Your instructions ▸
Determine the count of lines holding "cooking" and give that count alone.

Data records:
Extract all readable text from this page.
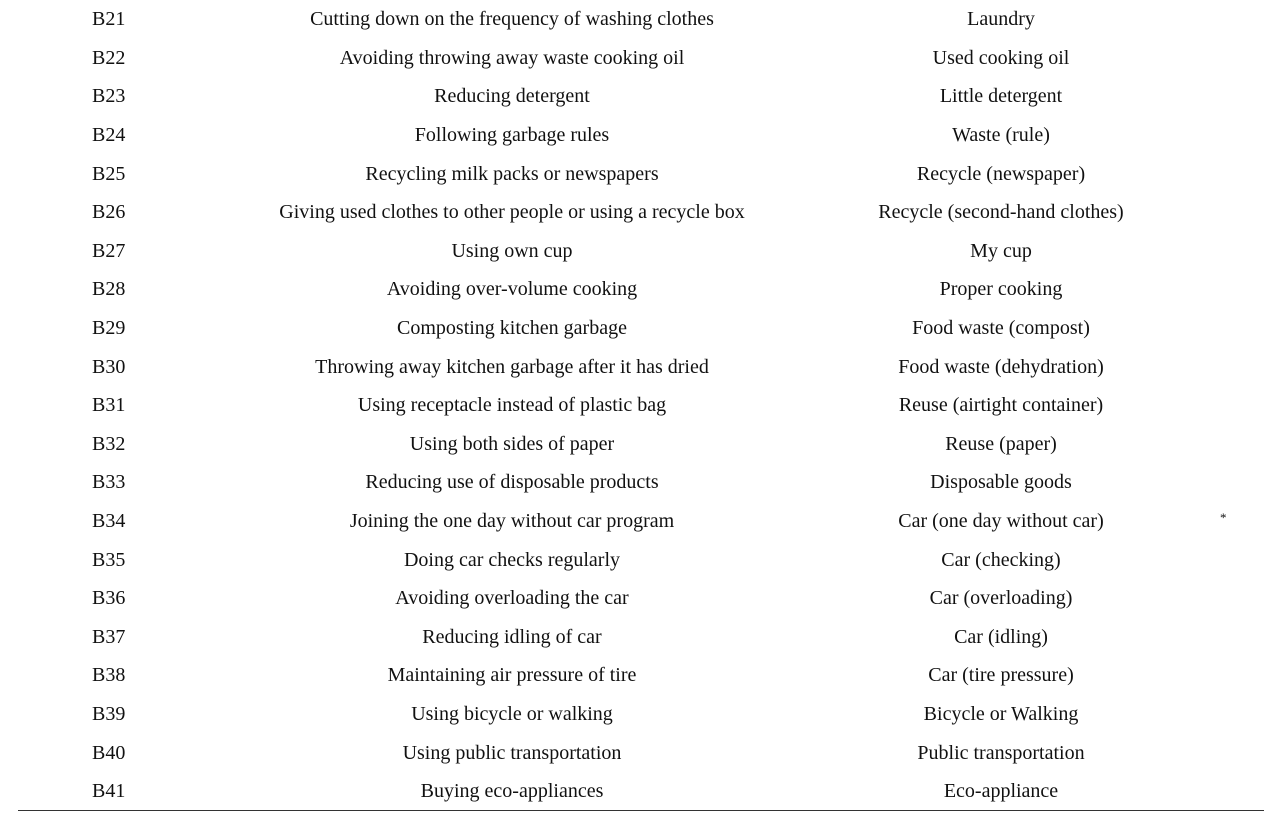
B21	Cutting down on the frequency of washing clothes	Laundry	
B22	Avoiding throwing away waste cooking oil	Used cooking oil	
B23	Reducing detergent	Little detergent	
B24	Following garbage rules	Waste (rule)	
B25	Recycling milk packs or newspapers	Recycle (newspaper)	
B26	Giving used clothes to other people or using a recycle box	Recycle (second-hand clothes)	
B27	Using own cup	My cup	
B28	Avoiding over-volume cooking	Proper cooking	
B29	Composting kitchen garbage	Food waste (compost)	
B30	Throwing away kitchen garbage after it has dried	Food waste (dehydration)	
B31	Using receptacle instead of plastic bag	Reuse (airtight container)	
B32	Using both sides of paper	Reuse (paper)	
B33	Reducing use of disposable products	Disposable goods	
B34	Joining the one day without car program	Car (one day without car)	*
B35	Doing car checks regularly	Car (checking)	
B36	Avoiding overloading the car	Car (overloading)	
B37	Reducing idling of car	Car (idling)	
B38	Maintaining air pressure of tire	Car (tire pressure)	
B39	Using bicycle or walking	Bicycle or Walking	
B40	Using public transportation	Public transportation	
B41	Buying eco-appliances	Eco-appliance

Answer to the task ▸
2